**What you should do**
Read the records and write them out again exactly.

Collected data entries:
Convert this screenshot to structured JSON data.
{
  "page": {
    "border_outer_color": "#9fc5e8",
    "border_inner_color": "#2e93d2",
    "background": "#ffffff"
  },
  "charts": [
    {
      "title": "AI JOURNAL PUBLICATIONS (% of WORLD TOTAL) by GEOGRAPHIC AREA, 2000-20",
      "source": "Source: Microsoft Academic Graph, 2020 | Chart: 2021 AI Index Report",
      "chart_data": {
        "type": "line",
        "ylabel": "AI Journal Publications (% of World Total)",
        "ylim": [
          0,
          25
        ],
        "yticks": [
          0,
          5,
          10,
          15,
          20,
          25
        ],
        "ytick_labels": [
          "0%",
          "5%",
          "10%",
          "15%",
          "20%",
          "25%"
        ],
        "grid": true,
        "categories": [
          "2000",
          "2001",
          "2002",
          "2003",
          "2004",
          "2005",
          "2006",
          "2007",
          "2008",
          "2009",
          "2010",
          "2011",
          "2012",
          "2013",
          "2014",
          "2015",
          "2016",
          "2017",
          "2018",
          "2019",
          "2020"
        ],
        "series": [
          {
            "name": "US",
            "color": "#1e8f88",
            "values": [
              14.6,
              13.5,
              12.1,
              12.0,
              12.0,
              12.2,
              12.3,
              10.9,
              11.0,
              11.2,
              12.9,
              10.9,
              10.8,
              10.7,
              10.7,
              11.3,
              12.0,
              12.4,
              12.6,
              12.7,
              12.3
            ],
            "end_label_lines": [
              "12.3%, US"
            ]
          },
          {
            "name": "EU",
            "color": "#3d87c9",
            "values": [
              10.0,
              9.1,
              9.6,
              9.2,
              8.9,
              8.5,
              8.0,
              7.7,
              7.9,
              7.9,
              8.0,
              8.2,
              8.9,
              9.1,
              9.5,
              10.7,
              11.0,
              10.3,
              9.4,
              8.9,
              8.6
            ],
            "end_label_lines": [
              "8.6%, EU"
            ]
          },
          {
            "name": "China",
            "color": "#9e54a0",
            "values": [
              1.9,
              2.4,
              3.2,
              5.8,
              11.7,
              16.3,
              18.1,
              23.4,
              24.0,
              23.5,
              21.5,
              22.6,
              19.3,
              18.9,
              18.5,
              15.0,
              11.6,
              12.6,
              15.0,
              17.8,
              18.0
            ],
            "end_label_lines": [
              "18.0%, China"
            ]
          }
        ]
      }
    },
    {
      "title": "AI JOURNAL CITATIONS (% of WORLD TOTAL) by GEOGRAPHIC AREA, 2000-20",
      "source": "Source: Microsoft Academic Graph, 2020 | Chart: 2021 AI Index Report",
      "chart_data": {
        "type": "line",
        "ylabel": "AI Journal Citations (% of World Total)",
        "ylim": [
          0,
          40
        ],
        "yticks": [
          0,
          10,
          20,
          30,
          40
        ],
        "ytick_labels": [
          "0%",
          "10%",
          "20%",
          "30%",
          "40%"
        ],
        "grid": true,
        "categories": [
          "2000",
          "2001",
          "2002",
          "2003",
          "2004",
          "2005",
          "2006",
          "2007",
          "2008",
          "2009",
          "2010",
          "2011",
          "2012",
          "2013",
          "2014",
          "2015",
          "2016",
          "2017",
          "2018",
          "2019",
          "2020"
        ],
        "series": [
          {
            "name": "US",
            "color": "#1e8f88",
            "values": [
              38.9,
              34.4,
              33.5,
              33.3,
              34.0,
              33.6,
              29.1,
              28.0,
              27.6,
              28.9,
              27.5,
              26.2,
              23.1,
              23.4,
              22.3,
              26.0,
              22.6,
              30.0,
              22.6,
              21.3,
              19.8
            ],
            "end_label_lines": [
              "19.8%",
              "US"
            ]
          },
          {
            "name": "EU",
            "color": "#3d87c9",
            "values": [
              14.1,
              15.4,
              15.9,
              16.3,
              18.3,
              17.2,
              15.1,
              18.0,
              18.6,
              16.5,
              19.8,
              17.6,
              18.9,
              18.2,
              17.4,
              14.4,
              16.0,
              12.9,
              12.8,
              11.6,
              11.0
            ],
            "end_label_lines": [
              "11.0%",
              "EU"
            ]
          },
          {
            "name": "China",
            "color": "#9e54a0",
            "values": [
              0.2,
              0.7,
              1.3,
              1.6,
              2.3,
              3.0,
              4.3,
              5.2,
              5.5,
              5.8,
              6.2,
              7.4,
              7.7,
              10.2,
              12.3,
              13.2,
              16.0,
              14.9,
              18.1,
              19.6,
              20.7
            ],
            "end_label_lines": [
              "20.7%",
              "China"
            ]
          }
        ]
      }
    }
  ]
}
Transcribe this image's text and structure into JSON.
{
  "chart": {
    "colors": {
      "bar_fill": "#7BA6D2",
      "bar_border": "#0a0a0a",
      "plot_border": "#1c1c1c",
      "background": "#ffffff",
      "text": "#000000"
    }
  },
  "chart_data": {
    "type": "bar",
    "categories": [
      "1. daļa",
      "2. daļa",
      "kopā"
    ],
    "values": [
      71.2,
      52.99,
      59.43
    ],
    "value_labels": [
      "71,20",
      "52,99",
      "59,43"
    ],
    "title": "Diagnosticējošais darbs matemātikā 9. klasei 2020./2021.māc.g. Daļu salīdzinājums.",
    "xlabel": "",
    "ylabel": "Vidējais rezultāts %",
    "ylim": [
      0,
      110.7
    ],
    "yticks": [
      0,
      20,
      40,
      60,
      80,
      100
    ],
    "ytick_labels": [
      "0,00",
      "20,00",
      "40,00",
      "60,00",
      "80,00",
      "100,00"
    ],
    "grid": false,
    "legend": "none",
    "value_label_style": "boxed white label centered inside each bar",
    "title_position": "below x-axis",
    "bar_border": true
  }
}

**Result of this exercise**
Convert this screenshot to structured JSON data.
{
  "page": {
    "border_outer_color": "#9fc5e8",
    "border_inner_color": "#2e93d2",
    "background": "#ffffff"
  },
  "charts": [
    {
      "title": "AI JOURNAL PUBLICATIONS (% of WORLD TOTAL) by GEOGRAPHIC AREA, 2000-20",
      "source": "Source: Microsoft Academic Graph, 2020 | Chart: 2021 AI Index Report",
      "chart_data": {
        "type": "line",
        "ylabel": "AI Journal Publications (% of World Total)",
        "ylim": [
          0,
          25
        ],
        "yticks": [
          0,
          5,
          10,
          15,
          20,
          25
        ],
        "ytick_labels": [
          "0%",
          "5%",
          "10%",
          "15%",
          "20%",
          "25%"
        ],
        "grid": true,
        "categories": [
          "2000",
          "2001",
          "2002",
          "2003",
          "2004",
          "2005",
          "2006",
          "2007",
          "2008",
          "2009",
          "2010",
          "2011",
          "2012",
          "2013",
          "2014",
          "2015",
          "2016",
          "2017",
          "2018",
          "2019",
          "2020"
        ],
        "series": [
          {
            "name": "US",
            "color": "#1e8f88",
            "values": [
              14.6,
              13.5,
              12.1,
              12.0,
              12.0,
              12.2,
              12.3,
              10.9,
              11.0,
              11.2,
              12.9,
              10.9,
              10.8,
              10.7,
              10.7,
              11.3,
              12.0,
              12.4,
              12.6,
              12.7,
              12.3
            ],
            "end_label_lines": [
              "12.3%, US"
            ]
          },
          {
            "name": "EU",
            "color": "#3d87c9",
            "values": [
              10.0,
              9.1,
              9.6,
              9.2,
              8.9,
              8.5,
              8.0,
              7.7,
              7.9,
              7.9,
              8.0,
              8.2,
              8.9,
              9.1,
              9.5,
              10.7,
              11.0,
              10.3,
              9.4,
              8.9,
              8.6
            ],
            "end_label_lines": [
              "8.6%, EU"
            ]
          },
          {
            "name": "China",
            "color": "#9e54a0",
            "values": [
              1.9,
              2.4,
              3.2,
              5.8,
              11.7,
              16.3,
              18.1,
              23.4,
              24.0,
              23.5,
              21.5,
              22.6,
              19.3,
              18.9,
              18.5,
              15.0,
              11.6,
              12.6,
              15.0,
              17.8,
              18.0
            ],
            "end_label_lines": [
              "18.0%, China"
            ]
          }
        ]
      }
    },
    {
      "title": "AI JOURNAL CITATIONS (% of WORLD TOTAL) by GEOGRAPHIC AREA, 2000-20",
      "source": "Source: Microsoft Academic Graph, 2020 | Chart: 2021 AI Index Report",
      "chart_data": {
        "type": "line",
        "ylabel": "AI Journal Citations (% of World Total)",
        "ylim": [
          0,
          40
        ],
        "yticks": [
          0,
          10,
          20,
          30,
          40
        ],
        "ytick_labels": [
          "0%",
          "10%",
          "20%",
          "30%",
          "40%"
        ],
        "grid": true,
        "categories": [
          "2000",
          "2001",
          "2002",
          "2003",
          "2004",
          "2005",
          "2006",
          "2007",
          "2008",
          "2009",
          "2010",
          "2011",
          "2012",
          "2013",
          "2014",
          "2015",
          "2016",
          "2017",
          "2018",
          "2019",
          "2020"
        ],
        "series": [
          {
            "name": "US",
            "color": "#1e8f88",
            "values": [
              38.9,
              34.4,
              33.5,
              33.3,
              34.0,
              33.6,
              29.1,
              28.0,
              27.6,
              28.9,
              27.5,
              26.2,
              23.1,
              23.4,
              22.3,
              26.0,
              22.6,
              30.0,
              22.6,
              21.3,
              19.8
            ],
            "end_label_lines": [
              "19.8%",
              "US"
            ]
          },
          {
            "name": "EU",
            "color": "#3d87c9",
            "values": [
              14.1,
              15.4,
              15.9,
              16.3,
              18.3,
              17.2,
              15.1,
              18.0,
              18.6,
              16.5,
              19.8,
              17.6,
              18.9,
              18.2,
              17.4,
              14.4,
              16.0,
              12.9,
              12.8,
              11.6,
              11.0
            ],
            "end_label_lines": [
              "11.0%",
              "EU"
            ]
          },
          {
            "name": "China",
            "color": "#9e54a0",
            "values": [
              0.2,
              0.7,
              1.3,
              1.6,
              2.3,
              3.0,
              4.3,
              5.2,
              5.5,
              5.8,
              6.2,
              7.4,
              7.7,
              10.2,
              12.3,
              13.2,
              16.0,
              14.9,
              18.1,
              19.6,
              20.7
            ],
            "end_label_lines": [
              "20.7%",
              "China"
            ]
          }
        ]
      }
    }
  ]
}
Transcribe this image's text and structure into JSON.
{
  "chart": {
    "colors": {
      "bar_fill": "#7BA6D2",
      "bar_border": "#0a0a0a",
      "plot_border": "#1c1c1c",
      "background": "#ffffff",
      "text": "#000000"
    }
  },
  "chart_data": {
    "type": "bar",
    "categories": [
      "1. daļa",
      "2. daļa",
      "kopā"
    ],
    "values": [
      71.2,
      52.99,
      59.43
    ],
    "value_labels": [
      "71,20",
      "52,99",
      "59,43"
    ],
    "title": "Diagnosticējošais darbs matemātikā 9. klasei 2020./2021.māc.g. Daļu salīdzinājums.",
    "xlabel": "",
    "ylabel": "Vidējais rezultāts %",
    "ylim": [
      0,
      110.7
    ],
    "yticks": [
      0,
      20,
      40,
      60,
      80,
      100
    ],
    "ytick_labels": [
      "0,00",
      "20,00",
      "40,00",
      "60,00",
      "80,00",
      "100,00"
    ],
    "grid": false,
    "legend": "none",
    "value_label_style": "boxed white label centered inside each bar",
    "title_position": "below x-axis",
    "bar_border": true
  }
}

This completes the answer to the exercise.